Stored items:
■ ■ ■
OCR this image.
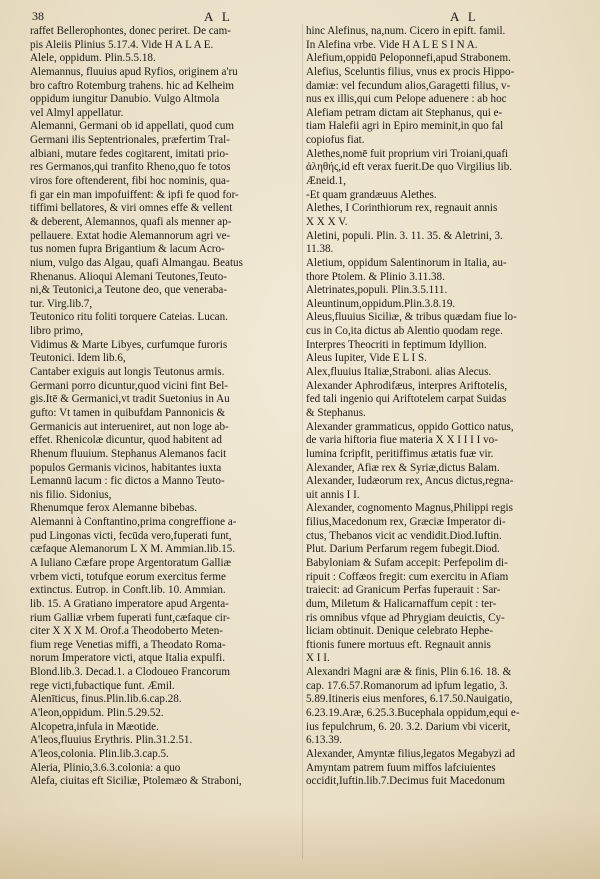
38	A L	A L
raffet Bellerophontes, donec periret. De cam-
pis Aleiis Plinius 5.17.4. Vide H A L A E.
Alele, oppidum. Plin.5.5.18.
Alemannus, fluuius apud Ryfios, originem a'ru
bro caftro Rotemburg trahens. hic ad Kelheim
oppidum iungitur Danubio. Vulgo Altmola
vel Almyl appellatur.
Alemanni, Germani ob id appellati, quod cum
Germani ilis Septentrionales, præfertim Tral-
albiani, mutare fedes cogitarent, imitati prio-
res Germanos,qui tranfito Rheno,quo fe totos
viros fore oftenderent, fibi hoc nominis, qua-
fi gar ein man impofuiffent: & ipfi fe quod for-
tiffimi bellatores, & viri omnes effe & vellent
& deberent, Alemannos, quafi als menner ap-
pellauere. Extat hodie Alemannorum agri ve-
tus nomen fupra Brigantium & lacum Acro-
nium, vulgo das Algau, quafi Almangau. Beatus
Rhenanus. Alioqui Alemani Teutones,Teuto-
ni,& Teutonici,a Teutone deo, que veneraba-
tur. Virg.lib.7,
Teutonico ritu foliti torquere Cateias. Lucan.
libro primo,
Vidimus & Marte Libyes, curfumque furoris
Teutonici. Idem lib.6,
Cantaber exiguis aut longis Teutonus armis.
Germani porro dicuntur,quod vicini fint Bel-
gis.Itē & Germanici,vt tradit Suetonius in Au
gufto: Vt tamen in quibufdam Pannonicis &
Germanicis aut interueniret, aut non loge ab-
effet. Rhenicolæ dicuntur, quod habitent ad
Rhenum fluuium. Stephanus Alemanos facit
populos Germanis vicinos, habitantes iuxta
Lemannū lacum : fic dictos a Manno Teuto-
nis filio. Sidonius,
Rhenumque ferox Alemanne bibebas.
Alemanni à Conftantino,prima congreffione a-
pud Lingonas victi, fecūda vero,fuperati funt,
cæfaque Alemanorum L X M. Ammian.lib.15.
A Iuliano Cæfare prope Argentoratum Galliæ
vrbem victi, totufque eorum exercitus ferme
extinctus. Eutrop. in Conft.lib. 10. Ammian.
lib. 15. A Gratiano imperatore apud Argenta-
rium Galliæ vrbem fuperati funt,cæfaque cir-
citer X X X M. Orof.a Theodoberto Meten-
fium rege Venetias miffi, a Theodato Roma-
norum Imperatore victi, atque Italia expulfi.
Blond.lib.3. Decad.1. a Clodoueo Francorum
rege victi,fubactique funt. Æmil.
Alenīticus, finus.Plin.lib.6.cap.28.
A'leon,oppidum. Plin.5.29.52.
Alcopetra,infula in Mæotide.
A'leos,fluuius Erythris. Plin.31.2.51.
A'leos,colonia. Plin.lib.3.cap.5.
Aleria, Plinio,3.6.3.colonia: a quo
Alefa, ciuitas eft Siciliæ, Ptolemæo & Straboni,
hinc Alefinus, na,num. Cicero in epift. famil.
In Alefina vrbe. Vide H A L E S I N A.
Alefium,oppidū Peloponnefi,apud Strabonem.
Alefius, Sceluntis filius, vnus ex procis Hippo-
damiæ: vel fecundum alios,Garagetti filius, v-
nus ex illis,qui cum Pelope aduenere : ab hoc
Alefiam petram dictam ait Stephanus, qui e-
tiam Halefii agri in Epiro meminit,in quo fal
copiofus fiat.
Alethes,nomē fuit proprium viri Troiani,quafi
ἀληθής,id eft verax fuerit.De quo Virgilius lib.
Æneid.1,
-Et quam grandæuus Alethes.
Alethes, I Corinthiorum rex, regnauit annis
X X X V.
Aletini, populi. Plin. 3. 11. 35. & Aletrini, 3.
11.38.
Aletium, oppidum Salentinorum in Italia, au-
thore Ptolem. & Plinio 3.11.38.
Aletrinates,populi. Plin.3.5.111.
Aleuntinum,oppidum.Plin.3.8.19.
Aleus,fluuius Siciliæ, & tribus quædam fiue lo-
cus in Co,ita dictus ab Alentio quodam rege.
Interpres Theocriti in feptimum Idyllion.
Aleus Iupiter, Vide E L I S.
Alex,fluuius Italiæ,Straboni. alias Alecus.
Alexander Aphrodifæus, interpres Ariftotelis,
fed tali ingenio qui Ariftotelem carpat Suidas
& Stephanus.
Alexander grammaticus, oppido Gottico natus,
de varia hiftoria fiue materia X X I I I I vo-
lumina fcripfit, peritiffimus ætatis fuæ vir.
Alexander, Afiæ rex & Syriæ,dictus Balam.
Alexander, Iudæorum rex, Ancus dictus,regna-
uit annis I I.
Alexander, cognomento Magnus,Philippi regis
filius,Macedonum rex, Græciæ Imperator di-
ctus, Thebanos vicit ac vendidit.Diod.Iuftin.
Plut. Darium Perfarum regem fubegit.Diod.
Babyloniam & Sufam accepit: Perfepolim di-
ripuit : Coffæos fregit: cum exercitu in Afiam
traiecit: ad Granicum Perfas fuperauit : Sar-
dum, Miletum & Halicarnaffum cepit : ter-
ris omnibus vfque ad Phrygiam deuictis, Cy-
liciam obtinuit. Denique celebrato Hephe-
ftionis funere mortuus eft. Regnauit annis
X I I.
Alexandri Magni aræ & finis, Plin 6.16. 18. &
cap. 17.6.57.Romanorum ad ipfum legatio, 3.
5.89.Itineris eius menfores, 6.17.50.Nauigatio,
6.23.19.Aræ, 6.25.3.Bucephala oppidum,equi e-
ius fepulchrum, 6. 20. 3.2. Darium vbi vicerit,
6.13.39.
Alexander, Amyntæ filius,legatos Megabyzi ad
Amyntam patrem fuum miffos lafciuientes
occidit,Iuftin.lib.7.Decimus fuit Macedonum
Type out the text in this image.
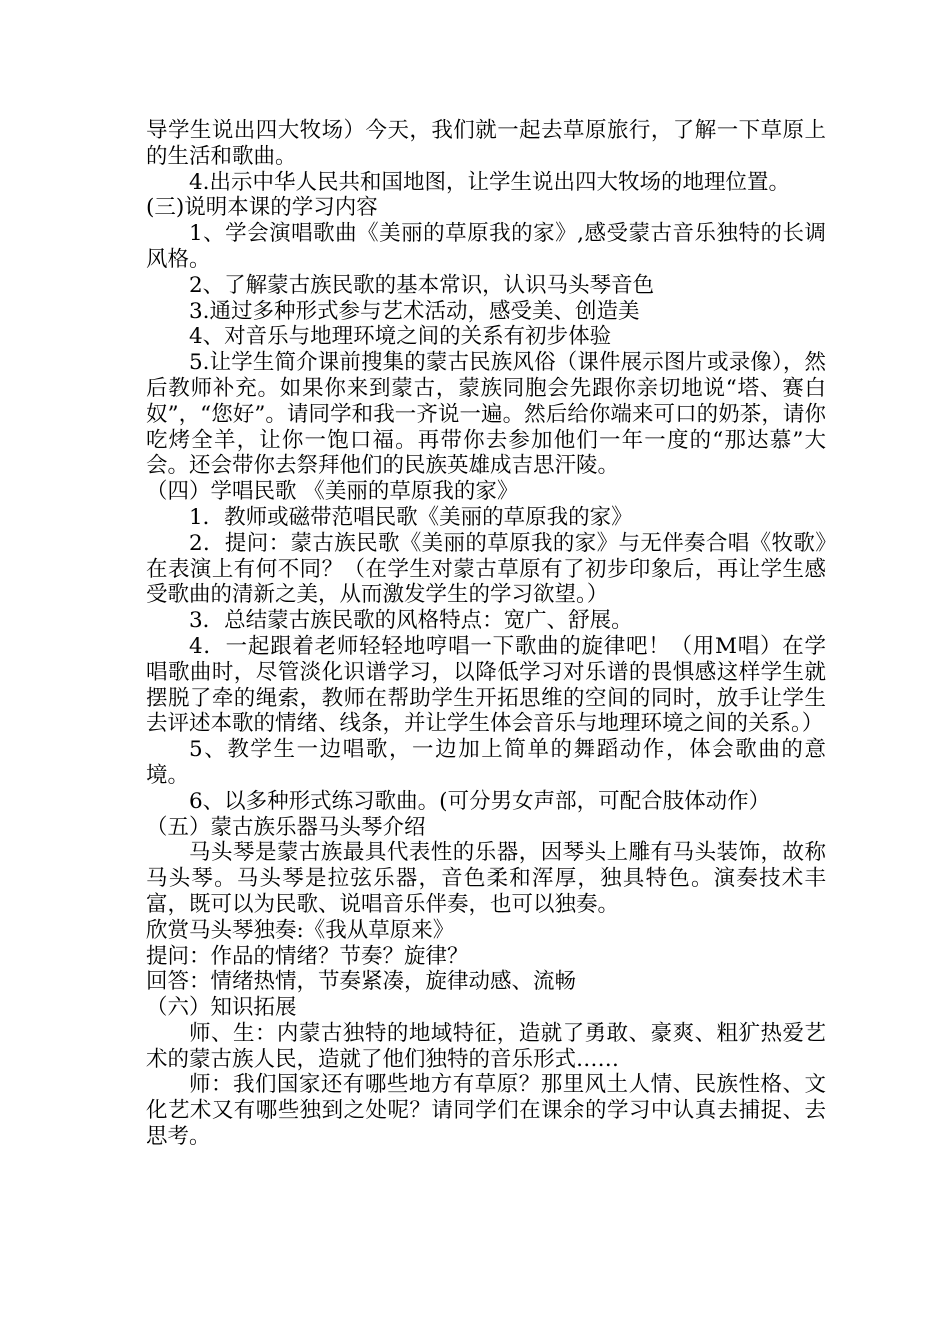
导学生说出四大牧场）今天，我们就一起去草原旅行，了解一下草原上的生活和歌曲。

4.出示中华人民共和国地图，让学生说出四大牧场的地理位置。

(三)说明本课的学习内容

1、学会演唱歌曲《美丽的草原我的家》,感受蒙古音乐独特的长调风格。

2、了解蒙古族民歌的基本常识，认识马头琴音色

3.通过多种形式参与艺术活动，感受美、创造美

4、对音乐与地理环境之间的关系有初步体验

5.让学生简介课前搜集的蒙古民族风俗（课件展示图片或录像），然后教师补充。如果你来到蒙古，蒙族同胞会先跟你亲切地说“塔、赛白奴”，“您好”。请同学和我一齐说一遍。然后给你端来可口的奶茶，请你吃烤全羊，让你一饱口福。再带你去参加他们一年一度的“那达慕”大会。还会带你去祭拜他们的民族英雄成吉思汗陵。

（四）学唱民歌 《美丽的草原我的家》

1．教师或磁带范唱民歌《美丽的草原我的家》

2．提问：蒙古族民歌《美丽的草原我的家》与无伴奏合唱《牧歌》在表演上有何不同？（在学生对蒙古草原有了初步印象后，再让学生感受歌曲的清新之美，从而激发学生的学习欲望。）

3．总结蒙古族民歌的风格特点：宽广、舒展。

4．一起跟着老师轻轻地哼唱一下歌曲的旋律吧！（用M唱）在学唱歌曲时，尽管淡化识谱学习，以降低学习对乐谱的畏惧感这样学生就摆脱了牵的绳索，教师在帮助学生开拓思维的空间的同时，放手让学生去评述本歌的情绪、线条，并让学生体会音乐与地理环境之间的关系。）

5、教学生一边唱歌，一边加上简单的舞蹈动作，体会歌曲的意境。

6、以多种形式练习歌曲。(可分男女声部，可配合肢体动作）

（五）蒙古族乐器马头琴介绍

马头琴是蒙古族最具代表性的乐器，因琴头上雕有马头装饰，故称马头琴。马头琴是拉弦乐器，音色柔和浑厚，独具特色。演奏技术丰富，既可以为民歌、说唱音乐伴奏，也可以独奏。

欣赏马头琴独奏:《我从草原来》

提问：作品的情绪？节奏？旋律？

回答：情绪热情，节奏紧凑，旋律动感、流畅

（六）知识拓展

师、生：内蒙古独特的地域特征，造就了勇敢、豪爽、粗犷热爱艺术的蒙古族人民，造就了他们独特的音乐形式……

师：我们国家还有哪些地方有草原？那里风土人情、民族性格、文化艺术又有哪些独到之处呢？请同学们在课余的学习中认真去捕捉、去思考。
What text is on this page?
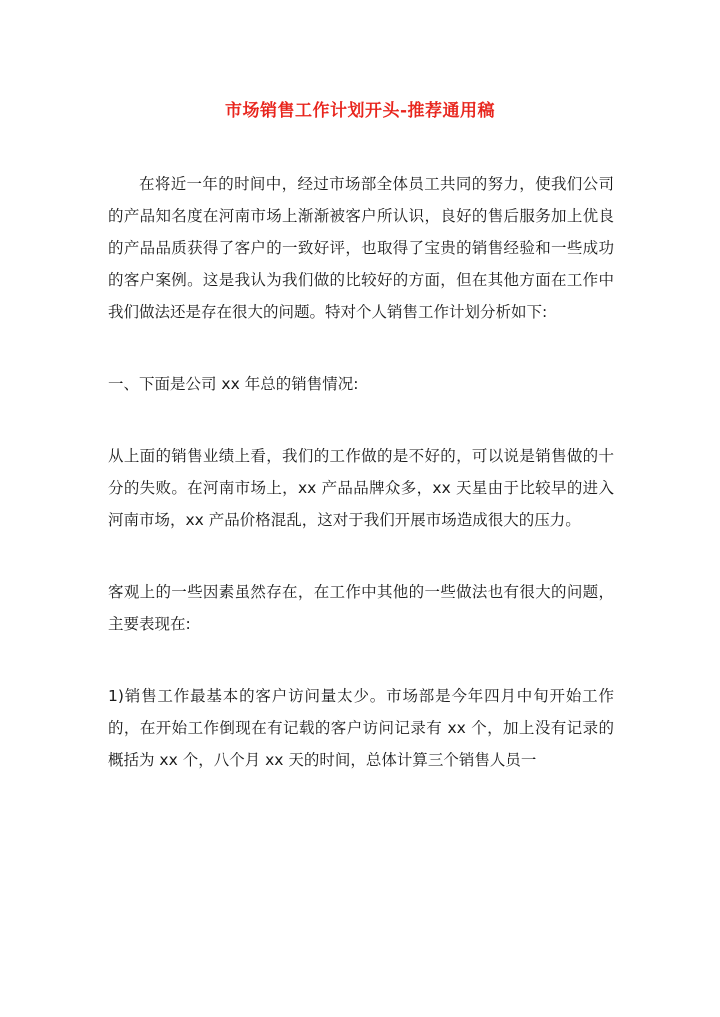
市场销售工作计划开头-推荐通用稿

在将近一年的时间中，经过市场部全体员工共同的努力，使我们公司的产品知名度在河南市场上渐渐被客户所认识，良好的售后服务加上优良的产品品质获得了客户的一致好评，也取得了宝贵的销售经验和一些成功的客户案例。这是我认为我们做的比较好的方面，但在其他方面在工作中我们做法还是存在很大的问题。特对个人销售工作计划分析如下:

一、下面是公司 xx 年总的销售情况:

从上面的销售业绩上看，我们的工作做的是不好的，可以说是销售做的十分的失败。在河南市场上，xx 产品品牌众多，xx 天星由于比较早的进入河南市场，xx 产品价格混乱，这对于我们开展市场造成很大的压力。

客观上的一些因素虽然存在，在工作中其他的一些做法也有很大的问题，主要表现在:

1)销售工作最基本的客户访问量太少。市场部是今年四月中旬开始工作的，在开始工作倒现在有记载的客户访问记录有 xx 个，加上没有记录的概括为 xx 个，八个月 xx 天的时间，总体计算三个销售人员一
■ ■ ■
**Instructions to follow:**
Copy exactly the lines from the one containing "Type out the text in this image." through the last line of the records above, including both, and omit every picture.

**Exercise solution:**
Type out the text in this image.
导学生说出四大牧场）今天，我们就一起去草原旅行，了解一下草原上的生活和歌曲。

4.出示中华人民共和国地图，让学生说出四大牧场的地理位置。

(三)说明本课的学习内容

1、学会演唱歌曲《美丽的草原我的家》,感受蒙古音乐独特的长调风格。

2、了解蒙古族民歌的基本常识，认识马头琴音色

3.通过多种形式参与艺术活动，感受美、创造美

4、对音乐与地理环境之间的关系有初步体验

5.让学生简介课前搜集的蒙古民族风俗（课件展示图片或录像），然后教师补充。如果你来到蒙古，蒙族同胞会先跟你亲切地说“塔、赛白奴”，“您好”。请同学和我一齐说一遍。然后给你端来可口的奶茶，请你吃烤全羊，让你一饱口福。再带你去参加他们一年一度的“那达慕”大会。还会带你去祭拜他们的民族英雄成吉思汗陵。

（四）学唱民歌 《美丽的草原我的家》

1．教师或磁带范唱民歌《美丽的草原我的家》

2．提问：蒙古族民歌《美丽的草原我的家》与无伴奏合唱《牧歌》在表演上有何不同？（在学生对蒙古草原有了初步印象后，再让学生感受歌曲的清新之美，从而激发学生的学习欲望。）

3．总结蒙古族民歌的风格特点：宽广、舒展。

4．一起跟着老师轻轻地哼唱一下歌曲的旋律吧！（用M唱）在学唱歌曲时，尽管淡化识谱学习，以降低学习对乐谱的畏惧感这样学生就摆脱了牵的绳索，教师在帮助学生开拓思维的空间的同时，放手让学生去评述本歌的情绪、线条，并让学生体会音乐与地理环境之间的关系。）

5、教学生一边唱歌，一边加上简单的舞蹈动作，体会歌曲的意境。

6、以多种形式练习歌曲。(可分男女声部，可配合肢体动作）

（五）蒙古族乐器马头琴介绍

马头琴是蒙古族最具代表性的乐器，因琴头上雕有马头装饰，故称马头琴。马头琴是拉弦乐器，音色柔和浑厚，独具特色。演奏技术丰富，既可以为民歌、说唱音乐伴奏，也可以独奏。

欣赏马头琴独奏:《我从草原来》

提问：作品的情绪？节奏？旋律？

回答：情绪热情，节奏紧凑，旋律动感、流畅

（六）知识拓展

师、生：内蒙古独特的地域特征，造就了勇敢、豪爽、粗犷热爱艺术的蒙古族人民，造就了他们独特的音乐形式……

师：我们国家还有哪些地方有草原？那里风土人情、民族性格、文化艺术又有哪些独到之处呢？请同学们在课余的学习中认真去捕捉、去思考。
What text is on this page?
市场销售工作计划开头-推荐通用稿

在将近一年的时间中，经过市场部全体员工共同的努力，使我们公司的产品知名度在河南市场上渐渐被客户所认识，良好的售后服务加上优良的产品品质获得了客户的一致好评，也取得了宝贵的销售经验和一些成功的客户案例。这是我认为我们做的比较好的方面，但在其他方面在工作中我们做法还是存在很大的问题。特对个人销售工作计划分析如下:

一、下面是公司 xx 年总的销售情况:

从上面的销售业绩上看，我们的工作做的是不好的，可以说是销售做的十分的失败。在河南市场上，xx 产品品牌众多，xx 天星由于比较早的进入河南市场，xx 产品价格混乱，这对于我们开展市场造成很大的压力。

客观上的一些因素虽然存在，在工作中其他的一些做法也有很大的问题，主要表现在:

1)销售工作最基本的客户访问量太少。市场部是今年四月中旬开始工作的，在开始工作倒现在有记载的客户访问记录有 xx 个，加上没有记录的概括为 xx 个，八个月 xx 天的时间，总体计算三个销售人员一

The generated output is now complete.